(SUPPLIED INFORMATION Opens)

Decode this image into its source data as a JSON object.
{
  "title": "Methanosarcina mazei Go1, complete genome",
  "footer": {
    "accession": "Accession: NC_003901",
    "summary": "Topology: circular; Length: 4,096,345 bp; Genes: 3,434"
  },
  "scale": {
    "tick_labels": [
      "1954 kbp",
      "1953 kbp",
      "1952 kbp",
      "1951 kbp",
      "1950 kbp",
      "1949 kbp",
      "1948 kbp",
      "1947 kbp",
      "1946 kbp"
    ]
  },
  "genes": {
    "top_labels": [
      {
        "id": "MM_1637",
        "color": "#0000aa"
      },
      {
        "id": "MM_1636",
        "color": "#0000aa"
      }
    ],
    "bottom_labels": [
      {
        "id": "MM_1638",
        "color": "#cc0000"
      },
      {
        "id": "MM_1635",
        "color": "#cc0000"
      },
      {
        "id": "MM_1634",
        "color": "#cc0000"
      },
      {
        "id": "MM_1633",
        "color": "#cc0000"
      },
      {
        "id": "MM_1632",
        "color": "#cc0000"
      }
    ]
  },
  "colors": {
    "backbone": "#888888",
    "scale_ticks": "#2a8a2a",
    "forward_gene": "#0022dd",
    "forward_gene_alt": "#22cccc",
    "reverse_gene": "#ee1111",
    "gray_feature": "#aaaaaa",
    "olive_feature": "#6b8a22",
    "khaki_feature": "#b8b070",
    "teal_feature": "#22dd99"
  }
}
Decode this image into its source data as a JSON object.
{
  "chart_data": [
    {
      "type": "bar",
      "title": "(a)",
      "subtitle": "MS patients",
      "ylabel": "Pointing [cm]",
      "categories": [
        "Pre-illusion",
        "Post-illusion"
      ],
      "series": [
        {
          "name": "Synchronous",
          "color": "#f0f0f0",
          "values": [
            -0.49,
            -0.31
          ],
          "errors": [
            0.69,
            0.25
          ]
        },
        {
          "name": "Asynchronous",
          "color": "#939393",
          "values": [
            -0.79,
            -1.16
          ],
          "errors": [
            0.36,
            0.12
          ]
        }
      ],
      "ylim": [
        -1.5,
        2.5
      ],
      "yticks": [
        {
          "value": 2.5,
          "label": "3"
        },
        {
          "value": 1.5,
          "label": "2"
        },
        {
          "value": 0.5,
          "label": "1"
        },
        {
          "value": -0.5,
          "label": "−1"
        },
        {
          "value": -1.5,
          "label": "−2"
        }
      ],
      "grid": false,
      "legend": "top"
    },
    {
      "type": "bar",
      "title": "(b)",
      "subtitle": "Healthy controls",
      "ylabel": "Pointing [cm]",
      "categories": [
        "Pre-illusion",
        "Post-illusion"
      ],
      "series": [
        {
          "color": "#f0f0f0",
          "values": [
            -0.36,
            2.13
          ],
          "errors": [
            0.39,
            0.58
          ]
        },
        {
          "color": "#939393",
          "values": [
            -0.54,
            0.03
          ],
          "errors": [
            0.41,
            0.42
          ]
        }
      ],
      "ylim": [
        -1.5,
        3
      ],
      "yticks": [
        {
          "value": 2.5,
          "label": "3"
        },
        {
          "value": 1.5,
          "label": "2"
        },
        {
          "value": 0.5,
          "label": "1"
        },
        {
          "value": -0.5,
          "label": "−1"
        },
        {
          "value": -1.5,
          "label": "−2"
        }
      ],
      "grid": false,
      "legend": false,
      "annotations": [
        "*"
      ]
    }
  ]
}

(SUPPLIED INFORMATION Closes)

- PROBLEM DETAILS: Each record above must be output without any alteration.

- RESPONSE TO THE EXERCISE:
Decode this image into its source data as a JSON object.
{
  "title": "Methanosarcina mazei Go1, complete genome",
  "footer": {
    "accession": "Accession: NC_003901",
    "summary": "Topology: circular; Length: 4,096,345 bp; Genes: 3,434"
  },
  "scale": {
    "tick_labels": [
      "1954 kbp",
      "1953 kbp",
      "1952 kbp",
      "1951 kbp",
      "1950 kbp",
      "1949 kbp",
      "1948 kbp",
      "1947 kbp",
      "1946 kbp"
    ]
  },
  "genes": {
    "top_labels": [
      {
        "id": "MM_1637",
        "color": "#0000aa"
      },
      {
        "id": "MM_1636",
        "color": "#0000aa"
      }
    ],
    "bottom_labels": [
      {
        "id": "MM_1638",
        "color": "#cc0000"
      },
      {
        "id": "MM_1635",
        "color": "#cc0000"
      },
      {
        "id": "MM_1634",
        "color": "#cc0000"
      },
      {
        "id": "MM_1633",
        "color": "#cc0000"
      },
      {
        "id": "MM_1632",
        "color": "#cc0000"
      }
    ]
  },
  "colors": {
    "backbone": "#888888",
    "scale_ticks": "#2a8a2a",
    "forward_gene": "#0022dd",
    "forward_gene_alt": "#22cccc",
    "reverse_gene": "#ee1111",
    "gray_feature": "#aaaaaa",
    "olive_feature": "#6b8a22",
    "khaki_feature": "#b8b070",
    "teal_feature": "#22dd99"
  }
}
Decode this image into its source data as a JSON object.
{
  "chart_data": [
    {
      "type": "bar",
      "title": "(a)",
      "subtitle": "MS patients",
      "ylabel": "Pointing [cm]",
      "categories": [
        "Pre-illusion",
        "Post-illusion"
      ],
      "series": [
        {
          "name": "Synchronous",
          "color": "#f0f0f0",
          "values": [
            -0.49,
            -0.31
          ],
          "errors": [
            0.69,
            0.25
          ]
        },
        {
          "name": "Asynchronous",
          "color": "#939393",
          "values": [
            -0.79,
            -1.16
          ],
          "errors": [
            0.36,
            0.12
          ]
        }
      ],
      "ylim": [
        -1.5,
        2.5
      ],
      "yticks": [
        {
          "value": 2.5,
          "label": "3"
        },
        {
          "value": 1.5,
          "label": "2"
        },
        {
          "value": 0.5,
          "label": "1"
        },
        {
          "value": -0.5,
          "label": "−1"
        },
        {
          "value": -1.5,
          "label": "−2"
        }
      ],
      "grid": false,
      "legend": "top"
    },
    {
      "type": "bar",
      "title": "(b)",
      "subtitle": "Healthy controls",
      "ylabel": "Pointing [cm]",
      "categories": [
        "Pre-illusion",
        "Post-illusion"
      ],
      "series": [
        {
          "color": "#f0f0f0",
          "values": [
            -0.36,
            2.13
          ],
          "errors": [
            0.39,
            0.58
          ]
        },
        {
          "color": "#939393",
          "values": [
            -0.54,
            0.03
          ],
          "errors": [
            0.41,
            0.42
          ]
        }
      ],
      "ylim": [
        -1.5,
        3
      ],
      "yticks": [
        {
          "value": 2.5,
          "label": "3"
        },
        {
          "value": 1.5,
          "label": "2"
        },
        {
          "value": 0.5,
          "label": "1"
        },
        {
          "value": -0.5,
          "label": "−1"
        },
        {
          "value": -1.5,
          "label": "−2"
        }
      ],
      "grid": false,
      "legend": false,
      "annotations": [
        "*"
      ]
    }
  ]
}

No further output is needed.